#### Stated task:
Look through the lines below and extract any with the word "down".
── Data extract
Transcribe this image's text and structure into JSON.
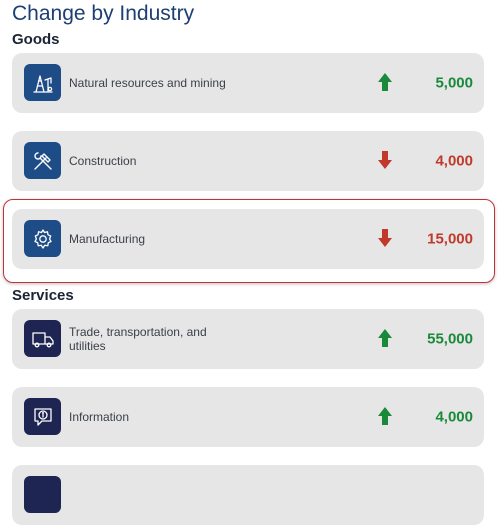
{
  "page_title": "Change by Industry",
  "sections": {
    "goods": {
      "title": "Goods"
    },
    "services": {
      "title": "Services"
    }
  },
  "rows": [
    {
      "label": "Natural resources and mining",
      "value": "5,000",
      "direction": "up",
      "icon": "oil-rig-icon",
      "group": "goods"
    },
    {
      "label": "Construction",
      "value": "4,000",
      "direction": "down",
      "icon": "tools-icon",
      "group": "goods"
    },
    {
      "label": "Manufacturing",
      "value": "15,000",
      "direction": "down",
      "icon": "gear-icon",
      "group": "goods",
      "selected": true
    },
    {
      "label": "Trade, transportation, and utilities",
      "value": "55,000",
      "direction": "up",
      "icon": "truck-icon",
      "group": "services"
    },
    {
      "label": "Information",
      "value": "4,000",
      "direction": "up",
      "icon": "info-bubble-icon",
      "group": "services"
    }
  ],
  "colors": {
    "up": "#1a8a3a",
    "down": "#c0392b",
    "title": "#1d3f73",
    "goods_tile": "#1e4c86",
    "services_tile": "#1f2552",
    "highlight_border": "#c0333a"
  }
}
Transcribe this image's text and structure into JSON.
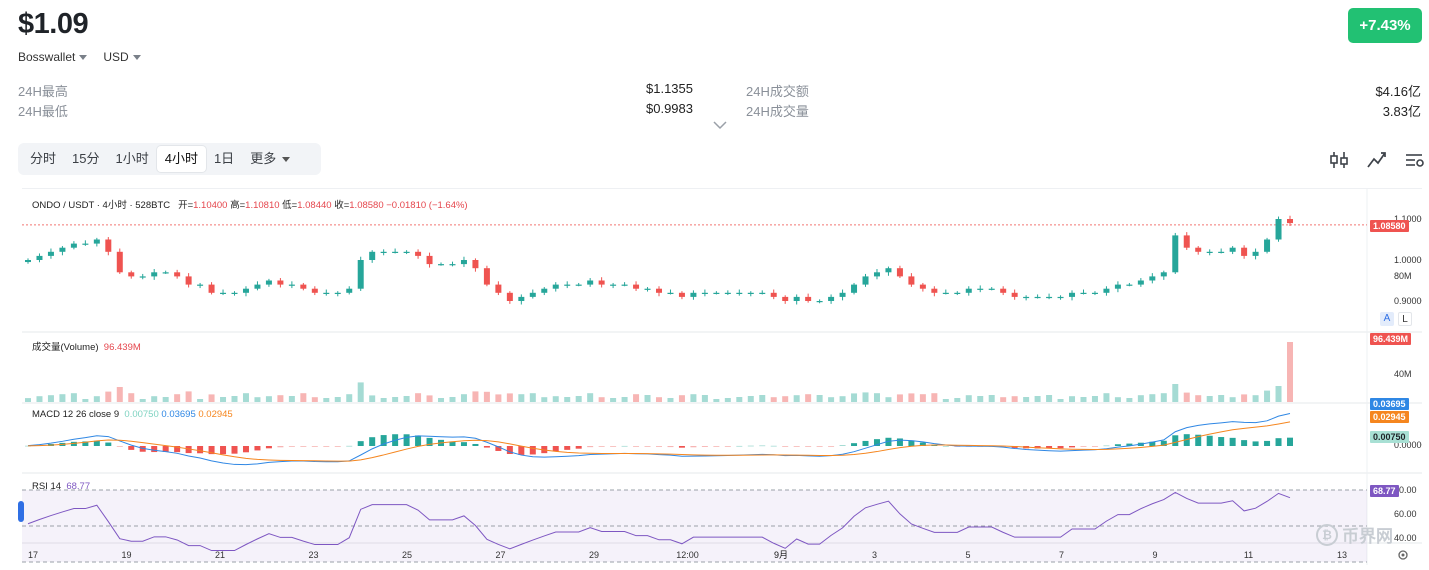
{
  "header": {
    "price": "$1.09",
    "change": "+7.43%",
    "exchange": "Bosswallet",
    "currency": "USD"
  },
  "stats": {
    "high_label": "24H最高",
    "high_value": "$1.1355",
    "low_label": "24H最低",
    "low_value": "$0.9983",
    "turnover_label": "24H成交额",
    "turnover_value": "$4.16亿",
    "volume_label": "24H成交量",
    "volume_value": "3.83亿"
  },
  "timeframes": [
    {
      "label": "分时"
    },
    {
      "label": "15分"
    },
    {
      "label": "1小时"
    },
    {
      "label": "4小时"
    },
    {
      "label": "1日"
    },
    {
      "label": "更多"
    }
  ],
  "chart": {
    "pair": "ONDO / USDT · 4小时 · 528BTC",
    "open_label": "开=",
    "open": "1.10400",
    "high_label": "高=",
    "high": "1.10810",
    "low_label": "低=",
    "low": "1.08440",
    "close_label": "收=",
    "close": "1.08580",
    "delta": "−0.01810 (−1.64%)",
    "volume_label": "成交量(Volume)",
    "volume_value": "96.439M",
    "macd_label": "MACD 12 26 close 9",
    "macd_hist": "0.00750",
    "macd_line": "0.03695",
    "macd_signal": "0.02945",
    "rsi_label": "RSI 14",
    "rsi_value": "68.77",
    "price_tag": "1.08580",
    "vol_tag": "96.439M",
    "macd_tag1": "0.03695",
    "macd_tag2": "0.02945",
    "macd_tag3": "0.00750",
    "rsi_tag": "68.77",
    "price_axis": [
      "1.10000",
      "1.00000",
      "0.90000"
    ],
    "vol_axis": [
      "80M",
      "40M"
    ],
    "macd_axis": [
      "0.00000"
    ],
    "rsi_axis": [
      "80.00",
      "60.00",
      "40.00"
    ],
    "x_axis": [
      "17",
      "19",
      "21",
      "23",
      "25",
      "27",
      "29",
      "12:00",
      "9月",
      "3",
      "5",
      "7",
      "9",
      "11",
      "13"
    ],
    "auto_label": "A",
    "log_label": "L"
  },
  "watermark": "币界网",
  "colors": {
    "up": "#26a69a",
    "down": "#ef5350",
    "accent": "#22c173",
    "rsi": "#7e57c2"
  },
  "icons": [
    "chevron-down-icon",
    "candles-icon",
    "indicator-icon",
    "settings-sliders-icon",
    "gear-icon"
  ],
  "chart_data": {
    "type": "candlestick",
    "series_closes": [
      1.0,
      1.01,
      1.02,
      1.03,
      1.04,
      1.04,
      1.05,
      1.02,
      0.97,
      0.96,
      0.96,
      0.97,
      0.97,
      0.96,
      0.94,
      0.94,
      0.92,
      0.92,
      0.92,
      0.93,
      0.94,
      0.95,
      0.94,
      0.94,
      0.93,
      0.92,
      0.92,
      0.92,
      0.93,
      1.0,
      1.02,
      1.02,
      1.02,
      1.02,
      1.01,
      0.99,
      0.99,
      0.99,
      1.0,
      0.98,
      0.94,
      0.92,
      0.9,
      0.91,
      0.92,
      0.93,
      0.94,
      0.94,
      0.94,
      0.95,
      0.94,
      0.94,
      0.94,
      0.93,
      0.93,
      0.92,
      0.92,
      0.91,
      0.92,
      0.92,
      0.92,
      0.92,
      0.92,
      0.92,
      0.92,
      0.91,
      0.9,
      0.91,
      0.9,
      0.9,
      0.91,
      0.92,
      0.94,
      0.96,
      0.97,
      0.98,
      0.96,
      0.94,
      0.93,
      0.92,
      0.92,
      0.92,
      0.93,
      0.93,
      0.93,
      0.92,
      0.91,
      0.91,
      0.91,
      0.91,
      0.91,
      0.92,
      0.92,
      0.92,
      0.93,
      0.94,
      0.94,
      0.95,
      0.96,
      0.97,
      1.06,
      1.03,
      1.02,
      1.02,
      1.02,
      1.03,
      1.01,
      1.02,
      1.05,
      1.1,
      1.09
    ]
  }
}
────
── Data extract
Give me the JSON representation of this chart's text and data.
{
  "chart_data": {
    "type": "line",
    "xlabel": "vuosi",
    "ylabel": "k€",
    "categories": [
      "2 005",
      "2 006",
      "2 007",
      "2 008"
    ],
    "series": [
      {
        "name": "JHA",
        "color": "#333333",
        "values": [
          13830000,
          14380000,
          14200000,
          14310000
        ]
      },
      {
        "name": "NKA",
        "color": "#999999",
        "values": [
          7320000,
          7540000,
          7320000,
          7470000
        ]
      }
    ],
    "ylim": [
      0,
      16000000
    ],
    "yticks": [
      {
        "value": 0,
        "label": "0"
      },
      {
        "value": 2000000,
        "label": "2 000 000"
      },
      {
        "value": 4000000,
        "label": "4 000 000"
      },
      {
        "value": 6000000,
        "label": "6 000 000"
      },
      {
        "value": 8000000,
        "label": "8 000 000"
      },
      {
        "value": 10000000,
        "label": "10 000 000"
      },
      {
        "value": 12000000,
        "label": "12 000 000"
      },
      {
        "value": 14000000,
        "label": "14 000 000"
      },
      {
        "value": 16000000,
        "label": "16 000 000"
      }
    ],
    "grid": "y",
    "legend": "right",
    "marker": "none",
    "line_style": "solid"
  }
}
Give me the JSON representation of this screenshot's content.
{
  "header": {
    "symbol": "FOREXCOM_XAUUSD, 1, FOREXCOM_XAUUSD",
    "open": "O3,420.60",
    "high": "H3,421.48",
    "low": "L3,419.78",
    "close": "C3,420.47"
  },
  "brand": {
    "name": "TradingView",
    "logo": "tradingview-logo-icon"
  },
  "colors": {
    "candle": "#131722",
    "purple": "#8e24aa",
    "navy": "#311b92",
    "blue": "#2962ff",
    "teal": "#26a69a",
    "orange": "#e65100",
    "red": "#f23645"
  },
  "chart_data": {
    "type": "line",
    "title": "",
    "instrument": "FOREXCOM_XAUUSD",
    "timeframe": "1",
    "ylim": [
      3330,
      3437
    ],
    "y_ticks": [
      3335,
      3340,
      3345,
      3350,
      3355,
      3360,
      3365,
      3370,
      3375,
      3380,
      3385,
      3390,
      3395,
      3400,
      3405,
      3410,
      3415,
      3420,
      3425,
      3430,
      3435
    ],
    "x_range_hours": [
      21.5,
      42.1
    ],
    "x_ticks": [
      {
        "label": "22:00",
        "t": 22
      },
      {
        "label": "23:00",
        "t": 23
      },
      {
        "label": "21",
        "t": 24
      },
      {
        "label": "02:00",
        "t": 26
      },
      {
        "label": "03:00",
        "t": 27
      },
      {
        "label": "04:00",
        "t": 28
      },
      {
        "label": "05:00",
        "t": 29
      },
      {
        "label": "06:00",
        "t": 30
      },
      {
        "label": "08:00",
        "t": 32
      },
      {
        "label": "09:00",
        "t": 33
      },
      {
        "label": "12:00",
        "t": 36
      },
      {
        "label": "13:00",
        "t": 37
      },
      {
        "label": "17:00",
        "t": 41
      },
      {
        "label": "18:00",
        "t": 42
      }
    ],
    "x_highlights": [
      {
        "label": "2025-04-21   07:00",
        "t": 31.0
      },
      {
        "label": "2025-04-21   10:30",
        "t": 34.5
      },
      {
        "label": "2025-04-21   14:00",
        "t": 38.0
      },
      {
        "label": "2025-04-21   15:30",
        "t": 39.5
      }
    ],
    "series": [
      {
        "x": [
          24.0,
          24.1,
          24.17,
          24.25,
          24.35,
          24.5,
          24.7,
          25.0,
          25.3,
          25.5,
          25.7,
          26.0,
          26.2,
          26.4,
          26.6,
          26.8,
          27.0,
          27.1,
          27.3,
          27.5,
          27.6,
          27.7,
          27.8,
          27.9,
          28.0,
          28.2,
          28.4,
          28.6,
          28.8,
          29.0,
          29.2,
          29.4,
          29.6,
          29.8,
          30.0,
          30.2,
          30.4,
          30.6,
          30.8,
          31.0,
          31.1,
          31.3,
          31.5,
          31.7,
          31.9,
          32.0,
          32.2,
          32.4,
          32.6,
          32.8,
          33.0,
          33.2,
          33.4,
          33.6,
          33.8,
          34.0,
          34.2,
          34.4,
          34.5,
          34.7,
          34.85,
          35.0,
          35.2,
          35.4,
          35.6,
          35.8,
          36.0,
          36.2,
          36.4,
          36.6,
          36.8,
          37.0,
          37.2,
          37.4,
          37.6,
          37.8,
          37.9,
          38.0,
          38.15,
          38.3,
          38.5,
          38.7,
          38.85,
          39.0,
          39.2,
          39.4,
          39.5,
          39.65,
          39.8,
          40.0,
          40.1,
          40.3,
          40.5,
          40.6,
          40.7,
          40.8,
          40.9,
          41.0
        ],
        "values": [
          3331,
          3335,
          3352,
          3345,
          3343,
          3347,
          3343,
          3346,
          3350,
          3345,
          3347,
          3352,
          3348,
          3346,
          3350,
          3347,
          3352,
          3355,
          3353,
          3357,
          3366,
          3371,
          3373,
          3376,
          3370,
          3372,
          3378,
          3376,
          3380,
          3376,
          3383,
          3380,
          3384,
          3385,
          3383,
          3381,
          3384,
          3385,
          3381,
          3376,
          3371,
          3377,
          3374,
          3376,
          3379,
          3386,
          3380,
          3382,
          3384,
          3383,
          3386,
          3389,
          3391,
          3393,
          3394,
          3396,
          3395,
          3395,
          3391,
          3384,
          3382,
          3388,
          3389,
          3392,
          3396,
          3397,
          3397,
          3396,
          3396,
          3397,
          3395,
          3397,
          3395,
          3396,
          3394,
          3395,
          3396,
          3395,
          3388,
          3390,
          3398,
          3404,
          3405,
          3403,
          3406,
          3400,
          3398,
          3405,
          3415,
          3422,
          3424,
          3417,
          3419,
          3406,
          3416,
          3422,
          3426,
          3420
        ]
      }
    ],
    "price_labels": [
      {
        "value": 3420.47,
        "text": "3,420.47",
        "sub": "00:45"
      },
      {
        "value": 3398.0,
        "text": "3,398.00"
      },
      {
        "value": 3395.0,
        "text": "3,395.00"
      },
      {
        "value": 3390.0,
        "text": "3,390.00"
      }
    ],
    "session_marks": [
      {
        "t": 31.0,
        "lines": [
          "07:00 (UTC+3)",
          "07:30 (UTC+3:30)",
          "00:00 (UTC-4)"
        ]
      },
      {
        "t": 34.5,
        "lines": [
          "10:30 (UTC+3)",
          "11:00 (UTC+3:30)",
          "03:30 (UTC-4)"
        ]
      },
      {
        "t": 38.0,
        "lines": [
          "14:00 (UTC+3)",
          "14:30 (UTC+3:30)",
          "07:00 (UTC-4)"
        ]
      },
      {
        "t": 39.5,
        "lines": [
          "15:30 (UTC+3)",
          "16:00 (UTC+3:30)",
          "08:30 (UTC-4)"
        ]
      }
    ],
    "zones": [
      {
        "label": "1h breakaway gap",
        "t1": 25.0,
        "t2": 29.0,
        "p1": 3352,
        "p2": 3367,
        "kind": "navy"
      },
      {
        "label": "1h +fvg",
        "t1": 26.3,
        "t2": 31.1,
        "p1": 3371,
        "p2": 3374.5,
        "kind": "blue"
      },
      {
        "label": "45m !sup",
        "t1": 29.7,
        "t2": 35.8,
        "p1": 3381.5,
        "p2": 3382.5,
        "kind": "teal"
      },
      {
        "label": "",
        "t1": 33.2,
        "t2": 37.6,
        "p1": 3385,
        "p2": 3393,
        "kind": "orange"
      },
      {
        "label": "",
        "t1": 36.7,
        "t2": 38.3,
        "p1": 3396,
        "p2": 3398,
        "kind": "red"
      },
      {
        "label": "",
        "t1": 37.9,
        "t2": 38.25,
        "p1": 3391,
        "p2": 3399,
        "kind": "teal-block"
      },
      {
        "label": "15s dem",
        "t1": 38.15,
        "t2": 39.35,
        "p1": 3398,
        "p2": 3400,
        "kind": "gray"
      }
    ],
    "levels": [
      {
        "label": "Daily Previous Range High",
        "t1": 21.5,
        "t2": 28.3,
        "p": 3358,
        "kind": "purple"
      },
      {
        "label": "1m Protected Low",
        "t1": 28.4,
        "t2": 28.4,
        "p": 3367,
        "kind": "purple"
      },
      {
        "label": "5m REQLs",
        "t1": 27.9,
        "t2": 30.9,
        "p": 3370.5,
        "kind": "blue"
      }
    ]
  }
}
────
#### Expected answer:
      "direction": "down",
      "direction": "down",
    "down": "#c0392b",
    "down": "#ef5350",
    "chevron-down-icon",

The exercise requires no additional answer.